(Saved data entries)

───

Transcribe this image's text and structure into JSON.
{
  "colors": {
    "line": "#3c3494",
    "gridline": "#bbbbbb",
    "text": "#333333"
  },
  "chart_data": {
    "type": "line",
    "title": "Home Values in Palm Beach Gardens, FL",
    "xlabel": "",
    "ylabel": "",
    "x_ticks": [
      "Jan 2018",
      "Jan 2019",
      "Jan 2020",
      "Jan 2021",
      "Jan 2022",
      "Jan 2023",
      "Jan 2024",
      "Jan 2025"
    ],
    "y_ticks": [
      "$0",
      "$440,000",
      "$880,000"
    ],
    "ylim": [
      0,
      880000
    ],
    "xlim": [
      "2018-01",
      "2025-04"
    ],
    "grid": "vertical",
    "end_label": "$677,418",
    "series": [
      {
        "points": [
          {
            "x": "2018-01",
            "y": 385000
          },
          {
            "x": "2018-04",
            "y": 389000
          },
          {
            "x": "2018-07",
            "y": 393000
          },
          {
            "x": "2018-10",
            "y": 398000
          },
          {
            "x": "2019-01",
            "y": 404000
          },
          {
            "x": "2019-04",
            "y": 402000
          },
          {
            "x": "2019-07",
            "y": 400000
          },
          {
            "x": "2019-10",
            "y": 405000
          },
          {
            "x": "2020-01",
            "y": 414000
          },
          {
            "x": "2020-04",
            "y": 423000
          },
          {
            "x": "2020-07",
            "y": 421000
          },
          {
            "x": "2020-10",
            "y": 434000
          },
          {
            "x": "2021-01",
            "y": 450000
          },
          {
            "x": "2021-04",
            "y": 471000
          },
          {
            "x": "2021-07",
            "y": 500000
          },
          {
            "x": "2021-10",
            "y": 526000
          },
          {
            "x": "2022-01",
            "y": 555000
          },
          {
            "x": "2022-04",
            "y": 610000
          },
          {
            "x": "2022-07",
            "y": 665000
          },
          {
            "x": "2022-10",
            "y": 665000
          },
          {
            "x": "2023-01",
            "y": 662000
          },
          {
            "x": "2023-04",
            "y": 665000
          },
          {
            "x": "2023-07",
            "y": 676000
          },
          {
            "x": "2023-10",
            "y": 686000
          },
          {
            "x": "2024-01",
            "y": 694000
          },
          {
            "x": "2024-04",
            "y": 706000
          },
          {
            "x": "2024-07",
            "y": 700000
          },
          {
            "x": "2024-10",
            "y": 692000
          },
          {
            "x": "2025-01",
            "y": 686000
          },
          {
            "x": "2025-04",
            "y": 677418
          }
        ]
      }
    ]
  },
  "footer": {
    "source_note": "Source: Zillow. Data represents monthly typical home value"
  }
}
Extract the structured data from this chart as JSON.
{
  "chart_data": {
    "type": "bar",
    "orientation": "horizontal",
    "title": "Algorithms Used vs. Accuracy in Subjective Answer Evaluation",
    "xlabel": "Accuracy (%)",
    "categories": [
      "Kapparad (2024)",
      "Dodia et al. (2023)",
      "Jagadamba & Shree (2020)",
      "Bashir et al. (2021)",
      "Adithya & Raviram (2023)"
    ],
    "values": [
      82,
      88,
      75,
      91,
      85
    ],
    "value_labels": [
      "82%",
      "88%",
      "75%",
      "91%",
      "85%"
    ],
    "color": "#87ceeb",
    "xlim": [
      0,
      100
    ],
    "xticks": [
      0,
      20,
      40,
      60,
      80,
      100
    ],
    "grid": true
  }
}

───

• WRITTEN EXERCISE
Find and copy each line above that includes the string "text".

• ANSWER FOR THIS EXERCISE
Transcribe this image's text and structure into JSON.
    "text": "#333333"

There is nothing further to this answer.